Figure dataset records

⟨

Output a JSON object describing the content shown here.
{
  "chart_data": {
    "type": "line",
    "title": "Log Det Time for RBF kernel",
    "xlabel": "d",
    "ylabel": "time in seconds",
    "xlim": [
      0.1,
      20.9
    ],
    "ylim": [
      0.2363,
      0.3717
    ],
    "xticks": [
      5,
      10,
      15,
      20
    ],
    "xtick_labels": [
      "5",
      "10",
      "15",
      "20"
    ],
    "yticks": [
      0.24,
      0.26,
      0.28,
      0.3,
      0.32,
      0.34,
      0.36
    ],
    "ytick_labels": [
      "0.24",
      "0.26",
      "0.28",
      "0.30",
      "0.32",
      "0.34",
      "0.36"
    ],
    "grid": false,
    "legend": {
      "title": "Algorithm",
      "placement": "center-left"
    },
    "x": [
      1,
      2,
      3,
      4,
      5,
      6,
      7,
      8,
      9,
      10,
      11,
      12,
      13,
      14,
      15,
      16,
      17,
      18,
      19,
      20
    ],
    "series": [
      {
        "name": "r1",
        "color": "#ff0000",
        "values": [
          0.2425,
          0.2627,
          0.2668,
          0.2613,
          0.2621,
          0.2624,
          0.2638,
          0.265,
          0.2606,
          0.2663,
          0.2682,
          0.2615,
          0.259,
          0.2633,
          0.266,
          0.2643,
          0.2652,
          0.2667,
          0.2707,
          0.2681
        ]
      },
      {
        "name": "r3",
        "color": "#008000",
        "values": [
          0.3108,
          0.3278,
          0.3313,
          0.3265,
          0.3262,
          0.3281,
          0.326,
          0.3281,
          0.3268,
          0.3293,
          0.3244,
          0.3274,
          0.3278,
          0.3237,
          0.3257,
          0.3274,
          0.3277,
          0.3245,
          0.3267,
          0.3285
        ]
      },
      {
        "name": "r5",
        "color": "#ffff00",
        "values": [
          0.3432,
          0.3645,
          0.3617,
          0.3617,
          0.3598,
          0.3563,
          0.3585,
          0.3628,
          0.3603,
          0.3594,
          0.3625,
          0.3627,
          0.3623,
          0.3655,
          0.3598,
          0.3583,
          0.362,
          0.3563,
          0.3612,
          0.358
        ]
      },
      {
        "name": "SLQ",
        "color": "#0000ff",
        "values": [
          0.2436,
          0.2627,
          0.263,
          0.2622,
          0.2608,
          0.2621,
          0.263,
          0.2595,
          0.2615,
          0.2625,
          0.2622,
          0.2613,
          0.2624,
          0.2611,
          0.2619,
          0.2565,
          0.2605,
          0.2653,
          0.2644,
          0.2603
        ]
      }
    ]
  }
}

⟩

**TASK REQUIREMENTS**
Your task is to return the full listing exactly as it was given.

**WRITTEN RESPONSE**
Output a JSON object describing the content shown here.
{
  "chart_data": {
    "type": "line",
    "title": "Log Det Time for RBF kernel",
    "xlabel": "d",
    "ylabel": "time in seconds",
    "xlim": [
      0.1,
      20.9
    ],
    "ylim": [
      0.2363,
      0.3717
    ],
    "xticks": [
      5,
      10,
      15,
      20
    ],
    "xtick_labels": [
      "5",
      "10",
      "15",
      "20"
    ],
    "yticks": [
      0.24,
      0.26,
      0.28,
      0.3,
      0.32,
      0.34,
      0.36
    ],
    "ytick_labels": [
      "0.24",
      "0.26",
      "0.28",
      "0.30",
      "0.32",
      "0.34",
      "0.36"
    ],
    "grid": false,
    "legend": {
      "title": "Algorithm",
      "placement": "center-left"
    },
    "x": [
      1,
      2,
      3,
      4,
      5,
      6,
      7,
      8,
      9,
      10,
      11,
      12,
      13,
      14,
      15,
      16,
      17,
      18,
      19,
      20
    ],
    "series": [
      {
        "name": "r1",
        "color": "#ff0000",
        "values": [
          0.2425,
          0.2627,
          0.2668,
          0.2613,
          0.2621,
          0.2624,
          0.2638,
          0.265,
          0.2606,
          0.2663,
          0.2682,
          0.2615,
          0.259,
          0.2633,
          0.266,
          0.2643,
          0.2652,
          0.2667,
          0.2707,
          0.2681
        ]
      },
      {
        "name": "r3",
        "color": "#008000",
        "values": [
          0.3108,
          0.3278,
          0.3313,
          0.3265,
          0.3262,
          0.3281,
          0.326,
          0.3281,
          0.3268,
          0.3293,
          0.3244,
          0.3274,
          0.3278,
          0.3237,
          0.3257,
          0.3274,
          0.3277,
          0.3245,
          0.3267,
          0.3285
        ]
      },
      {
        "name": "r5",
        "color": "#ffff00",
        "values": [
          0.3432,
          0.3645,
          0.3617,
          0.3617,
          0.3598,
          0.3563,
          0.3585,
          0.3628,
          0.3603,
          0.3594,
          0.3625,
          0.3627,
          0.3623,
          0.3655,
          0.3598,
          0.3583,
          0.362,
          0.3563,
          0.3612,
          0.358
        ]
      },
      {
        "name": "SLQ",
        "color": "#0000ff",
        "values": [
          0.2436,
          0.2627,
          0.263,
          0.2622,
          0.2608,
          0.2621,
          0.263,
          0.2595,
          0.2615,
          0.2625,
          0.2622,
          0.2613,
          0.2624,
          0.2611,
          0.2619,
          0.2565,
          0.2605,
          0.2653,
          0.2644,
          0.2603
        ]
      }
    ]
  }
}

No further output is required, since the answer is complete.